Data records:
_____

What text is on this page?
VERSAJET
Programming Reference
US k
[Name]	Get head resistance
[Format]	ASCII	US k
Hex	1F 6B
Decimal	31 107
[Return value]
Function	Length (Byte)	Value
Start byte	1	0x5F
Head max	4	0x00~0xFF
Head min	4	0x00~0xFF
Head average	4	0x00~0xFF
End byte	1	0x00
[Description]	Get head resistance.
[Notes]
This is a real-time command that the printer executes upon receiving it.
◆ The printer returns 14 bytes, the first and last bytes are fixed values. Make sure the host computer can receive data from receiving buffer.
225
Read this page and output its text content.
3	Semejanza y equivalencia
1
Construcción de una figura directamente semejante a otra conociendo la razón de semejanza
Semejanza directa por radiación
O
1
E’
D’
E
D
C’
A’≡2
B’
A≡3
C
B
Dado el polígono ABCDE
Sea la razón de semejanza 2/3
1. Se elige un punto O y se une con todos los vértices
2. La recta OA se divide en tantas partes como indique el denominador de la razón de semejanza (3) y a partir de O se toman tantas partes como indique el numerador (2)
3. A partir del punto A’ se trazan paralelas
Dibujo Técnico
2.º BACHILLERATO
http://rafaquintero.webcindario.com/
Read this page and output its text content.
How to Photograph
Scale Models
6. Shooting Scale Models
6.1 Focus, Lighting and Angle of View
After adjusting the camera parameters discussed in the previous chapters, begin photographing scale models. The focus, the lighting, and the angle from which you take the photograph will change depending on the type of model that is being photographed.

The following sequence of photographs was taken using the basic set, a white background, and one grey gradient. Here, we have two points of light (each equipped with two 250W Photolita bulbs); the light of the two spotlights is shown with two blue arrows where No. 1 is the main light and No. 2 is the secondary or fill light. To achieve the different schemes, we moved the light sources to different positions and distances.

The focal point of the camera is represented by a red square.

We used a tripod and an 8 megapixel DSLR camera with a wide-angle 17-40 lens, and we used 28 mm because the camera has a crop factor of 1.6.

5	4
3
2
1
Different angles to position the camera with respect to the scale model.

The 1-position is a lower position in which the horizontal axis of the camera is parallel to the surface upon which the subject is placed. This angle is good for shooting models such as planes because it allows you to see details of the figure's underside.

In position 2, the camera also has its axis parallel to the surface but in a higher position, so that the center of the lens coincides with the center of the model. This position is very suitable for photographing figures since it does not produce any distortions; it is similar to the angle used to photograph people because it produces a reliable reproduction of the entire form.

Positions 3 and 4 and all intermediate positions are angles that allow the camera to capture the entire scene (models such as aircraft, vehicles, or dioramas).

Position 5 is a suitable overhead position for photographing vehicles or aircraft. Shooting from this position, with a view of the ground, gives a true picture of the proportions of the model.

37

_____

**Prompt:**
Reproduce the data in its entirety, matching each character.

**Solution to this exercise:**
What text is on this page?
VERSAJET
Programming Reference
US k
[Name]	Get head resistance
[Format]	ASCII	US k
Hex	1F 6B
Decimal	31 107
[Return value]
Function	Length (Byte)	Value
Start byte	1	0x5F
Head max	4	0x00~0xFF
Head min	4	0x00~0xFF
Head average	4	0x00~0xFF
End byte	1	0x00
[Description]	Get head resistance.
[Notes]
This is a real-time command that the printer executes upon receiving it.
◆ The printer returns 14 bytes, the first and last bytes are fixed values. Make sure the host computer can receive data from receiving buffer.
225
Read this page and output its text content.
3	Semejanza y equivalencia
1
Construcción de una figura directamente semejante a otra conociendo la razón de semejanza
Semejanza directa por radiación
O
1
E’
D’
E
D
C’
A’≡2
B’
A≡3
C
B
Dado el polígono ABCDE
Sea la razón de semejanza 2/3
1. Se elige un punto O y se une con todos los vértices
2. La recta OA se divide en tantas partes como indique el denominador de la razón de semejanza (3) y a partir de O se toman tantas partes como indique el numerador (2)
3. A partir del punto A’ se trazan paralelas
Dibujo Técnico
2.º BACHILLERATO
http://rafaquintero.webcindario.com/
Read this page and output its text content.
How to Photograph
Scale Models
6. Shooting Scale Models
6.1 Focus, Lighting and Angle of View
After adjusting the camera parameters discussed in the previous chapters, begin photographing scale models. The focus, the lighting, and the angle from which you take the photograph will change depending on the type of model that is being photographed.

The following sequence of photographs was taken using the basic set, a white background, and one grey gradient. Here, we have two points of light (each equipped with two 250W Photolita bulbs); the light of the two spotlights is shown with two blue arrows where No. 1 is the main light and No. 2 is the secondary or fill light. To achieve the different schemes, we moved the light sources to different positions and distances.

The focal point of the camera is represented by a red square.

We used a tripod and an 8 megapixel DSLR camera with a wide-angle 17-40 lens, and we used 28 mm because the camera has a crop factor of 1.6.

5	4
3
2
1
Different angles to position the camera with respect to the scale model.

The 1-position is a lower position in which the horizontal axis of the camera is parallel to the surface upon which the subject is placed. This angle is good for shooting models such as planes because it allows you to see details of the figure's underside.

In position 2, the camera also has its axis parallel to the surface but in a higher position, so that the center of the lens coincides with the center of the model. This position is very suitable for photographing figures since it does not produce any distortions; it is similar to the angle used to photograph people because it produces a reliable reproduction of the entire form.

Positions 3 and 4 and all intermediate positions are angles that allow the camera to capture the entire scene (models such as aircraft, vehicles, or dioramas).

Position 5 is a suitable overhead position for photographing vehicles or aircraft. Shooting from this position, with a view of the ground, gives a true picture of the proportions of the model.

37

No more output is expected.